What you should do: Reproduce all records verbatim.

[Rows from a figure dataset]
** START **

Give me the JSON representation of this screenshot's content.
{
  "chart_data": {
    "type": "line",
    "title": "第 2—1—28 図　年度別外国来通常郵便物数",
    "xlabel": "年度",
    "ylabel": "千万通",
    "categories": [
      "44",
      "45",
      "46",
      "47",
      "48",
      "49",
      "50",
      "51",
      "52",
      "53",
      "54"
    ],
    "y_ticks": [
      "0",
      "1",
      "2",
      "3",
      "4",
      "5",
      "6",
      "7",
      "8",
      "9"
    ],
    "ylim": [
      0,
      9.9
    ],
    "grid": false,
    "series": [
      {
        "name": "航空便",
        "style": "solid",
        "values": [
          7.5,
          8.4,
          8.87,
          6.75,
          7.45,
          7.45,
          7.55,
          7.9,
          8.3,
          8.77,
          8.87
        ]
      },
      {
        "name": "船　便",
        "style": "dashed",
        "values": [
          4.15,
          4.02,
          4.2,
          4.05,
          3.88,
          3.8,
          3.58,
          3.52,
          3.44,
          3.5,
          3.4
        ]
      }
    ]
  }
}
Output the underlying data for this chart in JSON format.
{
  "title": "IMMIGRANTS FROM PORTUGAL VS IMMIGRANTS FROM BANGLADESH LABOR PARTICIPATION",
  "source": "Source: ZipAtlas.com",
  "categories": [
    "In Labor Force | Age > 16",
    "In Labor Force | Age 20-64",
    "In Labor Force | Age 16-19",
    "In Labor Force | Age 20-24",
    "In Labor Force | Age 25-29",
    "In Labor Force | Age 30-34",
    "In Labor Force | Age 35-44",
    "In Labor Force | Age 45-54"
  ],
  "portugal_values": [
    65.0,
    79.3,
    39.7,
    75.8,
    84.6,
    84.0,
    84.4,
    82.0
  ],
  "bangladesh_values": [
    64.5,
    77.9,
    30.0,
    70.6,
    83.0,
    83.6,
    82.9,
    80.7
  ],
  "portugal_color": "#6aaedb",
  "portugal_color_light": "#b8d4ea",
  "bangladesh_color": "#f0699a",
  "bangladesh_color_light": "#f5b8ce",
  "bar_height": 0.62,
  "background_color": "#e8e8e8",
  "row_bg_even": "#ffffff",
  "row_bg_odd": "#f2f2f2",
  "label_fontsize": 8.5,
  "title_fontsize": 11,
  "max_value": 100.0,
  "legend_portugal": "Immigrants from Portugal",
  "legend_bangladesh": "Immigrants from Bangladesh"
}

** END **

Solution for this task:
Give me the JSON representation of this screenshot's content.
{
  "chart_data": {
    "type": "line",
    "title": "第 2—1—28 図　年度別外国来通常郵便物数",
    "xlabel": "年度",
    "ylabel": "千万通",
    "categories": [
      "44",
      "45",
      "46",
      "47",
      "48",
      "49",
      "50",
      "51",
      "52",
      "53",
      "54"
    ],
    "y_ticks": [
      "0",
      "1",
      "2",
      "3",
      "4",
      "5",
      "6",
      "7",
      "8",
      "9"
    ],
    "ylim": [
      0,
      9.9
    ],
    "grid": false,
    "series": [
      {
        "name": "航空便",
        "style": "solid",
        "values": [
          7.5,
          8.4,
          8.87,
          6.75,
          7.45,
          7.45,
          7.55,
          7.9,
          8.3,
          8.77,
          8.87
        ]
      },
      {
        "name": "船　便",
        "style": "dashed",
        "values": [
          4.15,
          4.02,
          4.2,
          4.05,
          3.88,
          3.8,
          3.58,
          3.52,
          3.44,
          3.5,
          3.4
        ]
      }
    ]
  }
}
Output the underlying data for this chart in JSON format.
{
  "title": "IMMIGRANTS FROM PORTUGAL VS IMMIGRANTS FROM BANGLADESH LABOR PARTICIPATION",
  "source": "Source: ZipAtlas.com",
  "categories": [
    "In Labor Force | Age > 16",
    "In Labor Force | Age 20-64",
    "In Labor Force | Age 16-19",
    "In Labor Force | Age 20-24",
    "In Labor Force | Age 25-29",
    "In Labor Force | Age 30-34",
    "In Labor Force | Age 35-44",
    "In Labor Force | Age 45-54"
  ],
  "portugal_values": [
    65.0,
    79.3,
    39.7,
    75.8,
    84.6,
    84.0,
    84.4,
    82.0
  ],
  "bangladesh_values": [
    64.5,
    77.9,
    30.0,
    70.6,
    83.0,
    83.6,
    82.9,
    80.7
  ],
  "portugal_color": "#6aaedb",
  "portugal_color_light": "#b8d4ea",
  "bangladesh_color": "#f0699a",
  "bangladesh_color_light": "#f5b8ce",
  "bar_height": 0.62,
  "background_color": "#e8e8e8",
  "row_bg_even": "#ffffff",
  "row_bg_odd": "#f2f2f2",
  "label_fontsize": 8.5,
  "title_fontsize": 11,
  "max_value": 100.0,
  "legend_portugal": "Immigrants from Portugal",
  "legend_bangladesh": "Immigrants from Bangladesh"
}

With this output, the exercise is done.